Records from a data collection:

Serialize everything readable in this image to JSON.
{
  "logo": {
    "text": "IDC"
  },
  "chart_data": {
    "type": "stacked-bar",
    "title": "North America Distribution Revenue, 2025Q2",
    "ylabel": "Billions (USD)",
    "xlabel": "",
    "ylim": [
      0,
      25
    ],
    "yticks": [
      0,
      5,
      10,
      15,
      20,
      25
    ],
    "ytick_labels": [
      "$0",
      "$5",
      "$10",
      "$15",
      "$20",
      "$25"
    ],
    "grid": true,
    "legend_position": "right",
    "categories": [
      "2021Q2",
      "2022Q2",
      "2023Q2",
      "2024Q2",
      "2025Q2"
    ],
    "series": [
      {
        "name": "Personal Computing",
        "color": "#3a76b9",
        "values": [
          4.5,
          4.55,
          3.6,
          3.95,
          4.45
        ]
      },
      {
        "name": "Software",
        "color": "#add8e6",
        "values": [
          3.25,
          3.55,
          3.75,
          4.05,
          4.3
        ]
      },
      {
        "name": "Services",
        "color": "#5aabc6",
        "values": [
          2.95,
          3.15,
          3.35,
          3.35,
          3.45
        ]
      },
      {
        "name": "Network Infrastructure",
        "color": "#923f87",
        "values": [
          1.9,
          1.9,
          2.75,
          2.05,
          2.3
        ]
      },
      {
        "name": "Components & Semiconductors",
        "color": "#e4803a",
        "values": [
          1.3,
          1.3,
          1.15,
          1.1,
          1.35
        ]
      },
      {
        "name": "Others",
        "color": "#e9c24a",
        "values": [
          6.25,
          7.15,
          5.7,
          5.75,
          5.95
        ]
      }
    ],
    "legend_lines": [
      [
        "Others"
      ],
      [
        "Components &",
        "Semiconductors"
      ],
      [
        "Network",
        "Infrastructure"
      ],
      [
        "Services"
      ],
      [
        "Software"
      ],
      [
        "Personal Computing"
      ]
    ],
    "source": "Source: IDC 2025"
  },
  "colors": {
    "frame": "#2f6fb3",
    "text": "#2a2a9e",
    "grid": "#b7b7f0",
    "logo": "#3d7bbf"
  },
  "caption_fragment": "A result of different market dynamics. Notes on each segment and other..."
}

* * *

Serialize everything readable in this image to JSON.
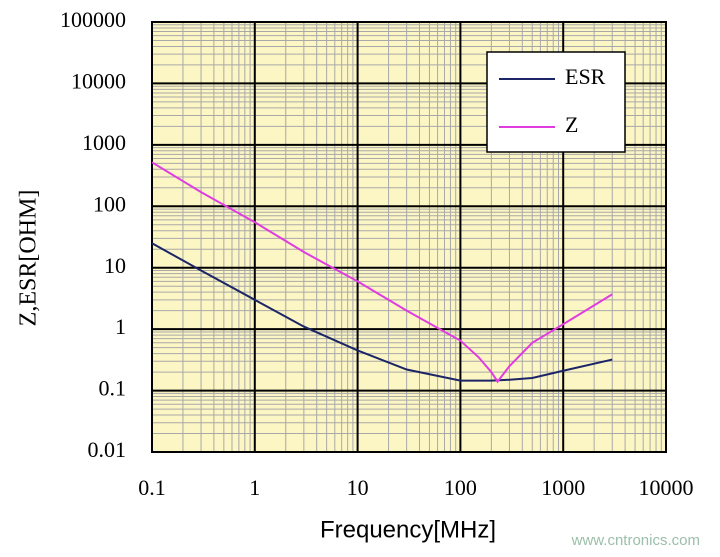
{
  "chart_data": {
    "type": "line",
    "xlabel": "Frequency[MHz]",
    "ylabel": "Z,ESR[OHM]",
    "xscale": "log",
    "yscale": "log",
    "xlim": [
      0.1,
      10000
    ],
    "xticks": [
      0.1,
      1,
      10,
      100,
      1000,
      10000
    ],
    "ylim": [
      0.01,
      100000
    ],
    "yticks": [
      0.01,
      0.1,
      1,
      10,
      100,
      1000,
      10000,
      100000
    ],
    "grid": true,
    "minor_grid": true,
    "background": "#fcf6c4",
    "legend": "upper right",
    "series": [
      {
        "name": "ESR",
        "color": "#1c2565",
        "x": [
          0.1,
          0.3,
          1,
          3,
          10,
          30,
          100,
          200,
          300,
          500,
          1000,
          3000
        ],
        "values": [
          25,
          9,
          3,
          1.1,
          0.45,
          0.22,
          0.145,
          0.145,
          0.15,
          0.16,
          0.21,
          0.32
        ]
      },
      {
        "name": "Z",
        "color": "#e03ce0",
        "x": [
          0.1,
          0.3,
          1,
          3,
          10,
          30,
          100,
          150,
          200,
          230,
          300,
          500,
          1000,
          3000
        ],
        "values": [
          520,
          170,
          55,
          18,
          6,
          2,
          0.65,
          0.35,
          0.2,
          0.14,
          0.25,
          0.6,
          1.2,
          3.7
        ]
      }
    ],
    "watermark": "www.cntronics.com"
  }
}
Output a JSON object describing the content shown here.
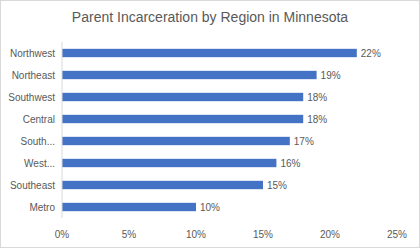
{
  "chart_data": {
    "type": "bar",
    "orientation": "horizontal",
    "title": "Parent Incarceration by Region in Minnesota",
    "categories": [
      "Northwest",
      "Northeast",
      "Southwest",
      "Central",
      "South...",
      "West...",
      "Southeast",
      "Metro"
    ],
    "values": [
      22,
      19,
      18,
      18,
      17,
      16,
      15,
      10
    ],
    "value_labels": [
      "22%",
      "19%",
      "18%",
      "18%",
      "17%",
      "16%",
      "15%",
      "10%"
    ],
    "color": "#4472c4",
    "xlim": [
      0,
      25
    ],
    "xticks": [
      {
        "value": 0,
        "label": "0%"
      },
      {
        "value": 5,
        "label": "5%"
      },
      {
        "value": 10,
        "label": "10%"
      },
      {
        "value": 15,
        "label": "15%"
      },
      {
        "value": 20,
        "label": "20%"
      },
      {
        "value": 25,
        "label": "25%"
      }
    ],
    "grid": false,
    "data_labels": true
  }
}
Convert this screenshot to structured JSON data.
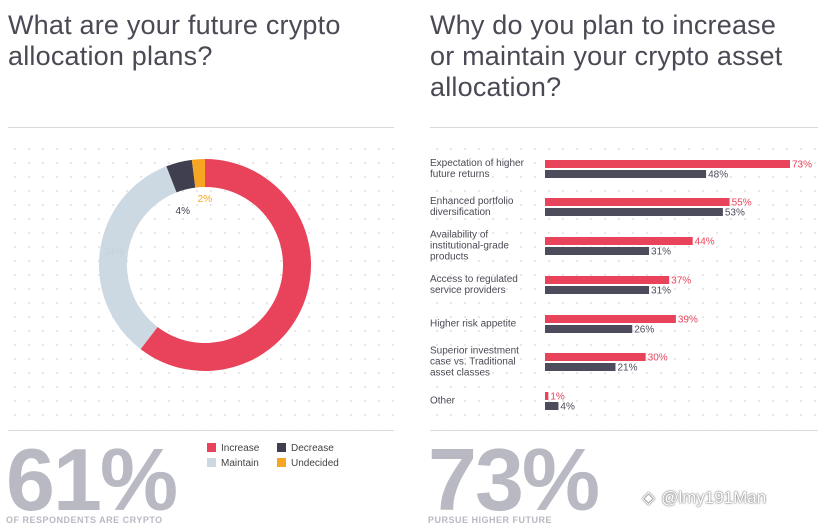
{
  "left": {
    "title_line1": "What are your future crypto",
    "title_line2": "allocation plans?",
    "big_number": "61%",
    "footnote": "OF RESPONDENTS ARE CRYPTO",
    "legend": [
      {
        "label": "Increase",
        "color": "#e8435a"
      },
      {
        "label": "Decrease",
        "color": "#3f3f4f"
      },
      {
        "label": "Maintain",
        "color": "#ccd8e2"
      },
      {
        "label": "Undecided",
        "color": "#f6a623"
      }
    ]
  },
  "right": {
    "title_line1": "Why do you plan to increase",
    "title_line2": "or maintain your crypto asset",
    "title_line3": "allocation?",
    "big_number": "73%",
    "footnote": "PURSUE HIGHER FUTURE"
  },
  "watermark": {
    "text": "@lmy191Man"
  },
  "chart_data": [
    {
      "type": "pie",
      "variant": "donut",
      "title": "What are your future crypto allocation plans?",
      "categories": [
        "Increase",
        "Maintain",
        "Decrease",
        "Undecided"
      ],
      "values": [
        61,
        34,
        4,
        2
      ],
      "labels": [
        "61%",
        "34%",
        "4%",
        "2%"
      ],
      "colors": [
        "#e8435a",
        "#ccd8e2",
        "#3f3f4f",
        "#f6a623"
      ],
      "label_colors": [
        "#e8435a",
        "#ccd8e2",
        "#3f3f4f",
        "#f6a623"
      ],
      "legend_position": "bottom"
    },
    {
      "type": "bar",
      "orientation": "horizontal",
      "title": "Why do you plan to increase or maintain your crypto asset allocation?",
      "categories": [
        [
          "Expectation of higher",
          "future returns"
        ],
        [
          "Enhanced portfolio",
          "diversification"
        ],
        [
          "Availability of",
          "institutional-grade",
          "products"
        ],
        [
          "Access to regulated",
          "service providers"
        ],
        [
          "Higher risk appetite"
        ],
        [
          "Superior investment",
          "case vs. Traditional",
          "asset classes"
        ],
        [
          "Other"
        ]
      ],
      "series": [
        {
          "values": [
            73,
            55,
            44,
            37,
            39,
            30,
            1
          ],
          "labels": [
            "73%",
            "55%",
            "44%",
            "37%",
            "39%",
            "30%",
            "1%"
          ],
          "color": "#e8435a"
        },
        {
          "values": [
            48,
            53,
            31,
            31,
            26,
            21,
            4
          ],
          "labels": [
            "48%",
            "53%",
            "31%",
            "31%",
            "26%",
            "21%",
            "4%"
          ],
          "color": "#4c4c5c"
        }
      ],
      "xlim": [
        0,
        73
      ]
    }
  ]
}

• _PROBLEM_: Show every line from the entries above in which "true" appears.

• _SOLUTION_:
    "grid": true,
    "grid": true,
    "minor_grid": true,
    "data_labels": true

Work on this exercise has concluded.